» Written exercise
In this exercise, reproduce all the entries that follow exactly.

» Data for processing
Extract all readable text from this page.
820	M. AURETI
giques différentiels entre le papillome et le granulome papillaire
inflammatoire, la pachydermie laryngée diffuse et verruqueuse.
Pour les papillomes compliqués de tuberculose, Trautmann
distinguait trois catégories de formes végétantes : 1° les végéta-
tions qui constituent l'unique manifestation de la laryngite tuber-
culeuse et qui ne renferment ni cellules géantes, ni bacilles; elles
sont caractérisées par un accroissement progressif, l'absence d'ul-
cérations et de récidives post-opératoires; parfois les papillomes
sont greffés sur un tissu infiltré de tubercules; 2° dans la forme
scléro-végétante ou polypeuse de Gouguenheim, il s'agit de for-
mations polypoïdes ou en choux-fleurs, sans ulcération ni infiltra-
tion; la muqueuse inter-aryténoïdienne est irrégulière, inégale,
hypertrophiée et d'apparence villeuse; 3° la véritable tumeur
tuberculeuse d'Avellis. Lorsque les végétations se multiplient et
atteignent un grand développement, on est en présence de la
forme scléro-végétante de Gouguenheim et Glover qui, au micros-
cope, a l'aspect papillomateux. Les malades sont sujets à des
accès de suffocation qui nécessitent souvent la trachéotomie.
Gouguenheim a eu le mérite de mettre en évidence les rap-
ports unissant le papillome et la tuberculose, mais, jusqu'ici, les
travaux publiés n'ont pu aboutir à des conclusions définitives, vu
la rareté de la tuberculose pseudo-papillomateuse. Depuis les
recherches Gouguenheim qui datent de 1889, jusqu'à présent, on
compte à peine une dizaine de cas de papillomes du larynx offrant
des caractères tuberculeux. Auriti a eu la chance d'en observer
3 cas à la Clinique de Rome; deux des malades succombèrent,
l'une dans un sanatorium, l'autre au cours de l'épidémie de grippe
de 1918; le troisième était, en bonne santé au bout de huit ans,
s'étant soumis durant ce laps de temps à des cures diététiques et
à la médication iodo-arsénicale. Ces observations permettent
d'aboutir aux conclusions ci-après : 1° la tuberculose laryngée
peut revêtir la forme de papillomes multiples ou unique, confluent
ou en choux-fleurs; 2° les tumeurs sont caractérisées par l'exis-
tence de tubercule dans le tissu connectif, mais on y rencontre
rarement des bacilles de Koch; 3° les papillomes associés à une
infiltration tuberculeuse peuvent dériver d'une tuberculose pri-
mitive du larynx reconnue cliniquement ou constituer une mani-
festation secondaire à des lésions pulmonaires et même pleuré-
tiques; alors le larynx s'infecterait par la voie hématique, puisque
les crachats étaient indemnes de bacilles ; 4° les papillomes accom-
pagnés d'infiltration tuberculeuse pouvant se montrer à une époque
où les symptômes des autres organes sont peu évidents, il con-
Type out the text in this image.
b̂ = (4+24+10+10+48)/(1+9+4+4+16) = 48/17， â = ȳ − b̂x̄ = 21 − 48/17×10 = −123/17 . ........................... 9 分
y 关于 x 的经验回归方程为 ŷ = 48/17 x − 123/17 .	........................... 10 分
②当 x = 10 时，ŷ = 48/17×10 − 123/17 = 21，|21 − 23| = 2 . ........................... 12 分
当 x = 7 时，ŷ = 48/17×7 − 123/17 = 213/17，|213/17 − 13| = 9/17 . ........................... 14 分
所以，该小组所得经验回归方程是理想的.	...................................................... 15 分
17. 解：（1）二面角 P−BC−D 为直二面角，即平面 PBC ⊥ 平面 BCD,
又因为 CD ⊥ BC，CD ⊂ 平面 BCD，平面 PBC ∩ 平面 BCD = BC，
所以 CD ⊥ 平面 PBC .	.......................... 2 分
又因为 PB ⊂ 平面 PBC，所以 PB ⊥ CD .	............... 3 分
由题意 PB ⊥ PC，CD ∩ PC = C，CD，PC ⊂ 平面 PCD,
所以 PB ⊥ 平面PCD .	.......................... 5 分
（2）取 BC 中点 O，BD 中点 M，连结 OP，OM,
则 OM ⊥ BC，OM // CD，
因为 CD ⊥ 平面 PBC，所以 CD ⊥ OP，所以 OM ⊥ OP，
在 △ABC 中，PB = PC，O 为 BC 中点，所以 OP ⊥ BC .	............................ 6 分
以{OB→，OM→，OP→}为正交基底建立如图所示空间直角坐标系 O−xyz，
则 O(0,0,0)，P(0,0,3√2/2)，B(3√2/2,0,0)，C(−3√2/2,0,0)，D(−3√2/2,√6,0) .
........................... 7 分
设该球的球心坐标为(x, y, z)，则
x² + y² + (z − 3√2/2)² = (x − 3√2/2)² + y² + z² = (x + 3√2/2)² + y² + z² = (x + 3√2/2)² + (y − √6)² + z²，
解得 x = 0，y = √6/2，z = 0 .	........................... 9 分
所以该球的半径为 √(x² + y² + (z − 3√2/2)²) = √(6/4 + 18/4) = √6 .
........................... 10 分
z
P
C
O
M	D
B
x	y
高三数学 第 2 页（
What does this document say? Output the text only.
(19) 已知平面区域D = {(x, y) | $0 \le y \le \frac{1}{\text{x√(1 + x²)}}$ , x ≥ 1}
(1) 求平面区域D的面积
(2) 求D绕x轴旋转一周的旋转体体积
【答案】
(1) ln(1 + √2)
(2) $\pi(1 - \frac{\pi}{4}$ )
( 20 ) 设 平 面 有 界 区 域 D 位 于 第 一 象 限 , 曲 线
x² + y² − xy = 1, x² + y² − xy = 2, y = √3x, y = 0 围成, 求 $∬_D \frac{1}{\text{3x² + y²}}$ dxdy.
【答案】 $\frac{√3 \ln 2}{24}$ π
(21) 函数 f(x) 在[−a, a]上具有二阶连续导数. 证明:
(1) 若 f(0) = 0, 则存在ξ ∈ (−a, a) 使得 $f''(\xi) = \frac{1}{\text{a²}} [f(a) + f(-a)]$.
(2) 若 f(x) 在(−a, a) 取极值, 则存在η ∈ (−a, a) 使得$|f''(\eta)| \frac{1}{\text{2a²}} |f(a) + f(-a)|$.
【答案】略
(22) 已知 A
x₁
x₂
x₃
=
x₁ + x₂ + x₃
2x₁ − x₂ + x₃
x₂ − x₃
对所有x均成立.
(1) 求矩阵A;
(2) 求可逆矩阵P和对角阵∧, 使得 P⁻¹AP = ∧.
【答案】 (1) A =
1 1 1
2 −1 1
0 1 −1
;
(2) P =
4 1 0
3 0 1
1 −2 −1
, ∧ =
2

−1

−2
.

» Task answer
Extract all readable text from this page.
820	M. AURETI
giques différentiels entre le papillome et le granulome papillaire
inflammatoire, la pachydermie laryngée diffuse et verruqueuse.
Pour les papillomes compliqués de tuberculose, Trautmann
distinguait trois catégories de formes végétantes : 1° les végéta-
tions qui constituent l'unique manifestation de la laryngite tuber-
culeuse et qui ne renferment ni cellules géantes, ni bacilles; elles
sont caractérisées par un accroissement progressif, l'absence d'ul-
cérations et de récidives post-opératoires; parfois les papillomes
sont greffés sur un tissu infiltré de tubercules; 2° dans la forme
scléro-végétante ou polypeuse de Gouguenheim, il s'agit de for-
mations polypoïdes ou en choux-fleurs, sans ulcération ni infiltra-
tion; la muqueuse inter-aryténoïdienne est irrégulière, inégale,
hypertrophiée et d'apparence villeuse; 3° la véritable tumeur
tuberculeuse d'Avellis. Lorsque les végétations se multiplient et
atteignent un grand développement, on est en présence de la
forme scléro-végétante de Gouguenheim et Glover qui, au micros-
cope, a l'aspect papillomateux. Les malades sont sujets à des
accès de suffocation qui nécessitent souvent la trachéotomie.
Gouguenheim a eu le mérite de mettre en évidence les rap-
ports unissant le papillome et la tuberculose, mais, jusqu'ici, les
travaux publiés n'ont pu aboutir à des conclusions définitives, vu
la rareté de la tuberculose pseudo-papillomateuse. Depuis les
recherches Gouguenheim qui datent de 1889, jusqu'à présent, on
compte à peine une dizaine de cas de papillomes du larynx offrant
des caractères tuberculeux. Auriti a eu la chance d'en observer
3 cas à la Clinique de Rome; deux des malades succombèrent,
l'une dans un sanatorium, l'autre au cours de l'épidémie de grippe
de 1918; le troisième était, en bonne santé au bout de huit ans,
s'étant soumis durant ce laps de temps à des cures diététiques et
à la médication iodo-arsénicale. Ces observations permettent
d'aboutir aux conclusions ci-après : 1° la tuberculose laryngée
peut revêtir la forme de papillomes multiples ou unique, confluent
ou en choux-fleurs; 2° les tumeurs sont caractérisées par l'exis-
tence de tubercule dans le tissu connectif, mais on y rencontre
rarement des bacilles de Koch; 3° les papillomes associés à une
infiltration tuberculeuse peuvent dériver d'une tuberculose pri-
mitive du larynx reconnue cliniquement ou constituer une mani-
festation secondaire à des lésions pulmonaires et même pleuré-
tiques; alors le larynx s'infecterait par la voie hématique, puisque
les crachats étaient indemnes de bacilles ; 4° les papillomes accom-
pagnés d'infiltration tuberculeuse pouvant se montrer à une époque
où les symptômes des autres organes sont peu évidents, il con-
Type out the text in this image.
b̂ = (4+24+10+10+48)/(1+9+4+4+16) = 48/17， â = ȳ − b̂x̄ = 21 − 48/17×10 = −123/17 . ........................... 9 分
y 关于 x 的经验回归方程为 ŷ = 48/17 x − 123/17 .	........................... 10 分
②当 x = 10 时，ŷ = 48/17×10 − 123/17 = 21，|21 − 23| = 2 . ........................... 12 分
当 x = 7 时，ŷ = 48/17×7 − 123/17 = 213/17，|213/17 − 13| = 9/17 . ........................... 14 分
所以，该小组所得经验回归方程是理想的.	...................................................... 15 分
17. 解：（1）二面角 P−BC−D 为直二面角，即平面 PBC ⊥ 平面 BCD,
又因为 CD ⊥ BC，CD ⊂ 平面 BCD，平面 PBC ∩ 平面 BCD = BC，
所以 CD ⊥ 平面 PBC .	.......................... 2 分
又因为 PB ⊂ 平面 PBC，所以 PB ⊥ CD .	............... 3 分
由题意 PB ⊥ PC，CD ∩ PC = C，CD，PC ⊂ 平面 PCD,
所以 PB ⊥ 平面PCD .	.......................... 5 分
（2）取 BC 中点 O，BD 中点 M，连结 OP，OM,
则 OM ⊥ BC，OM // CD，
因为 CD ⊥ 平面 PBC，所以 CD ⊥ OP，所以 OM ⊥ OP，
在 △ABC 中，PB = PC，O 为 BC 中点，所以 OP ⊥ BC .	............................ 6 分
以{OB→，OM→，OP→}为正交基底建立如图所示空间直角坐标系 O−xyz，
则 O(0,0,0)，P(0,0,3√2/2)，B(3√2/2,0,0)，C(−3√2/2,0,0)，D(−3√2/2,√6,0) .
........................... 7 分
设该球的球心坐标为(x, y, z)，则
x² + y² + (z − 3√2/2)² = (x − 3√2/2)² + y² + z² = (x + 3√2/2)² + y² + z² = (x + 3√2/2)² + (y − √6)² + z²，
解得 x = 0，y = √6/2，z = 0 .	........................... 9 分
所以该球的半径为 √(x² + y² + (z − 3√2/2)²) = √(6/4 + 18/4) = √6 .
........................... 10 分
z
P
C
O
M	D
B
x	y
高三数学 第 2 页（
What does this document say? Output the text only.
(19) 已知平面区域D = {(x, y) | $0 \le y \le \frac{1}{\text{x√(1 + x²)}}$ , x ≥ 1}
(1) 求平面区域D的面积
(2) 求D绕x轴旋转一周的旋转体体积
【答案】
(1) ln(1 + √2)
(2) $\pi(1 - \frac{\pi}{4}$ )
( 20 ) 设 平 面 有 界 区 域 D 位 于 第 一 象 限 , 曲 线
x² + y² − xy = 1, x² + y² − xy = 2, y = √3x, y = 0 围成, 求 $∬_D \frac{1}{\text{3x² + y²}}$ dxdy.
【答案】 $\frac{√3 \ln 2}{24}$ π
(21) 函数 f(x) 在[−a, a]上具有二阶连续导数. 证明:
(1) 若 f(0) = 0, 则存在ξ ∈ (−a, a) 使得 $f''(\xi) = \frac{1}{\text{a²}} [f(a) + f(-a)]$.
(2) 若 f(x) 在(−a, a) 取极值, 则存在η ∈ (−a, a) 使得$|f''(\eta)| \frac{1}{\text{2a²}} |f(a) + f(-a)|$.
【答案】略
(22) 已知 A
x₁
x₂
x₃
=
x₁ + x₂ + x₃
2x₁ − x₂ + x₃
x₂ − x₃
对所有x均成立.
(1) 求矩阵A;
(2) 求可逆矩阵P和对角阵∧, 使得 P⁻¹AP = ∧.
【答案】 (1) A =
1 1 1
2 −1 1
0 1 −1
;
(2) P =
4 1 0
3 0 1
1 −2 −1
, ∧ =
2

−1

−2
.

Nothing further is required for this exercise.